++++ Given information ++++

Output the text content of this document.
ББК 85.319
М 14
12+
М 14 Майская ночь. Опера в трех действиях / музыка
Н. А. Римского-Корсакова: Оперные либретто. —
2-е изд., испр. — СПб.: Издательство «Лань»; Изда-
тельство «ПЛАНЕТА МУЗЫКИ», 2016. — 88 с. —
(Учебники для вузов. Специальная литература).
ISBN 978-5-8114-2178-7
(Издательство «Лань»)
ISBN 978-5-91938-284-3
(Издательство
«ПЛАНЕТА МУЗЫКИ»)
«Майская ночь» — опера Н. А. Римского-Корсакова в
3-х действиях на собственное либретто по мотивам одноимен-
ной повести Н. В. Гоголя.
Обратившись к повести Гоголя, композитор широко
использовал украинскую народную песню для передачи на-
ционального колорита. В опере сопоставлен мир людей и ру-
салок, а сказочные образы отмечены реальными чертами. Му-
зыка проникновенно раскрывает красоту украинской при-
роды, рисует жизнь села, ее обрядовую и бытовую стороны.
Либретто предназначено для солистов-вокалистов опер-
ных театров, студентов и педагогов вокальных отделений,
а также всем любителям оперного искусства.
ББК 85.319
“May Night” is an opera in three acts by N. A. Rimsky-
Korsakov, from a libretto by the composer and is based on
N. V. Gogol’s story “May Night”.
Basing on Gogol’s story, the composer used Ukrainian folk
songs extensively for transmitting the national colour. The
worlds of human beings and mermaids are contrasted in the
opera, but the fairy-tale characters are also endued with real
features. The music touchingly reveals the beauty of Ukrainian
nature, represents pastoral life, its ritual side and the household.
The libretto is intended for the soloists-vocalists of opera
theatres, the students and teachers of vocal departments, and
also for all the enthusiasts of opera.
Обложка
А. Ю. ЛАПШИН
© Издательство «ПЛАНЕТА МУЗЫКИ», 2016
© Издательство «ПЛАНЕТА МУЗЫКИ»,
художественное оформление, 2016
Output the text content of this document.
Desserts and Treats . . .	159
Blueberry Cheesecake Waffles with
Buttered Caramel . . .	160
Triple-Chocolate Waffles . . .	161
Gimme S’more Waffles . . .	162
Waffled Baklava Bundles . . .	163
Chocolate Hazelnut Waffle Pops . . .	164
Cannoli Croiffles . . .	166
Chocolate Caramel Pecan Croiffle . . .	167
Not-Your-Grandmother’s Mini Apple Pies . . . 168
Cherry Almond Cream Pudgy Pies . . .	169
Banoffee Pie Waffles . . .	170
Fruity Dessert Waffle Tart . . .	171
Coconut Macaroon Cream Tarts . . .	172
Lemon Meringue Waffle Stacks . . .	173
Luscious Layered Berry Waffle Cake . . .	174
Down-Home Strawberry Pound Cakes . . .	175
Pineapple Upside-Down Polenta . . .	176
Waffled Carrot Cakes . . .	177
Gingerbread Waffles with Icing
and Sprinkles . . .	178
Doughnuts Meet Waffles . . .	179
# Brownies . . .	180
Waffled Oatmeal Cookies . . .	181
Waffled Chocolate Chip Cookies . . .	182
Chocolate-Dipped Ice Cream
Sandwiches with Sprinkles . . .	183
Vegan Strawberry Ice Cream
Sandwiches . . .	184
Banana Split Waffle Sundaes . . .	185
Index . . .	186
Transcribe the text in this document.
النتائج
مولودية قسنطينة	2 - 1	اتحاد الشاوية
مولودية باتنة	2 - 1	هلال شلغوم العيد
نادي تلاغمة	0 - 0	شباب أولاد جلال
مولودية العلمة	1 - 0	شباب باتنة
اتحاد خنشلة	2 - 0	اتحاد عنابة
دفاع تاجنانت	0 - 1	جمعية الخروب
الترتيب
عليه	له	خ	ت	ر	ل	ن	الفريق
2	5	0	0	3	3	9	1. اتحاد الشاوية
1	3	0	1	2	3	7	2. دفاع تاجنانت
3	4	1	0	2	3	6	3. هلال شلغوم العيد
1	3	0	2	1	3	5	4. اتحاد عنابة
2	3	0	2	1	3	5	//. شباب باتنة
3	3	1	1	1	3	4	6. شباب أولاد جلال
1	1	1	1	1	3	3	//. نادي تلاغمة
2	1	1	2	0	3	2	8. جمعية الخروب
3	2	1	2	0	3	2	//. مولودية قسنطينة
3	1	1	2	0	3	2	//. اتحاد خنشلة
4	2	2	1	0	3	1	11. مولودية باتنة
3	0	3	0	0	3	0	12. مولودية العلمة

++++

Output all of the data again, exactly.

■ Result of the exercise
Output the text content of this document.
ББК 85.319
М 14
12+
М 14 Майская ночь. Опера в трех действиях / музыка
Н. А. Римского-Корсакова: Оперные либретто. —
2-е изд., испр. — СПб.: Издательство «Лань»; Изда-
тельство «ПЛАНЕТА МУЗЫКИ», 2016. — 88 с. —
(Учебники для вузов. Специальная литература).
ISBN 978-5-8114-2178-7
(Издательство «Лань»)
ISBN 978-5-91938-284-3
(Издательство
«ПЛАНЕТА МУЗЫКИ»)
«Майская ночь» — опера Н. А. Римского-Корсакова в
3-х действиях на собственное либретто по мотивам одноимен-
ной повести Н. В. Гоголя.
Обратившись к повести Гоголя, композитор широко
использовал украинскую народную песню для передачи на-
ционального колорита. В опере сопоставлен мир людей и ру-
салок, а сказочные образы отмечены реальными чертами. Му-
зыка проникновенно раскрывает красоту украинской при-
роды, рисует жизнь села, ее обрядовую и бытовую стороны.
Либретто предназначено для солистов-вокалистов опер-
ных театров, студентов и педагогов вокальных отделений,
а также всем любителям оперного искусства.
ББК 85.319
“May Night” is an opera in three acts by N. A. Rimsky-
Korsakov, from a libretto by the composer and is based on
N. V. Gogol’s story “May Night”.
Basing on Gogol’s story, the composer used Ukrainian folk
songs extensively for transmitting the national colour. The
worlds of human beings and mermaids are contrasted in the
opera, but the fairy-tale characters are also endued with real
features. The music touchingly reveals the beauty of Ukrainian
nature, represents pastoral life, its ritual side and the household.
The libretto is intended for the soloists-vocalists of opera
theatres, the students and teachers of vocal departments, and
also for all the enthusiasts of opera.
Обложка
А. Ю. ЛАПШИН
© Издательство «ПЛАНЕТА МУЗЫКИ», 2016
© Издательство «ПЛАНЕТА МУЗЫКИ»,
художественное оформление, 2016
Output the text content of this document.
Desserts and Treats . . .	159
Blueberry Cheesecake Waffles with
Buttered Caramel . . .	160
Triple-Chocolate Waffles . . .	161
Gimme S’more Waffles . . .	162
Waffled Baklava Bundles . . .	163
Chocolate Hazelnut Waffle Pops . . .	164
Cannoli Croiffles . . .	166
Chocolate Caramel Pecan Croiffle . . .	167
Not-Your-Grandmother’s Mini Apple Pies . . . 168
Cherry Almond Cream Pudgy Pies . . .	169
Banoffee Pie Waffles . . .	170
Fruity Dessert Waffle Tart . . .	171
Coconut Macaroon Cream Tarts . . .	172
Lemon Meringue Waffle Stacks . . .	173
Luscious Layered Berry Waffle Cake . . .	174
Down-Home Strawberry Pound Cakes . . .	175
Pineapple Upside-Down Polenta . . .	176
Waffled Carrot Cakes . . .	177
Gingerbread Waffles with Icing
and Sprinkles . . .	178
Doughnuts Meet Waffles . . .	179
# Brownies . . .	180
Waffled Oatmeal Cookies . . .	181
Waffled Chocolate Chip Cookies . . .	182
Chocolate-Dipped Ice Cream
Sandwiches with Sprinkles . . .	183
Vegan Strawberry Ice Cream
Sandwiches . . .	184
Banana Split Waffle Sundaes . . .	185
Index . . .	186
Transcribe the text in this document.
النتائج
مولودية قسنطينة	2 - 1	اتحاد الشاوية
مولودية باتنة	2 - 1	هلال شلغوم العيد
نادي تلاغمة	0 - 0	شباب أولاد جلال
مولودية العلمة	1 - 0	شباب باتنة
اتحاد خنشلة	2 - 0	اتحاد عنابة
دفاع تاجنانت	0 - 1	جمعية الخروب
الترتيب
عليه	له	خ	ت	ر	ل	ن	الفريق
2	5	0	0	3	3	9	1. اتحاد الشاوية
1	3	0	1	2	3	7	2. دفاع تاجنانت
3	4	1	0	2	3	6	3. هلال شلغوم العيد
1	3	0	2	1	3	5	4. اتحاد عنابة
2	3	0	2	1	3	5	//. شباب باتنة
3	3	1	1	1	3	4	6. شباب أولاد جلال
1	1	1	1	1	3	3	//. نادي تلاغمة
2	1	1	2	0	3	2	8. جمعية الخروب
3	2	1	2	0	3	2	//. مولودية قسنطينة
3	1	1	2	0	3	2	//. اتحاد خنشلة
4	2	2	1	0	3	1	11. مولودية باتنة
3	0	3	0	0	3	0	12. مولودية العلمة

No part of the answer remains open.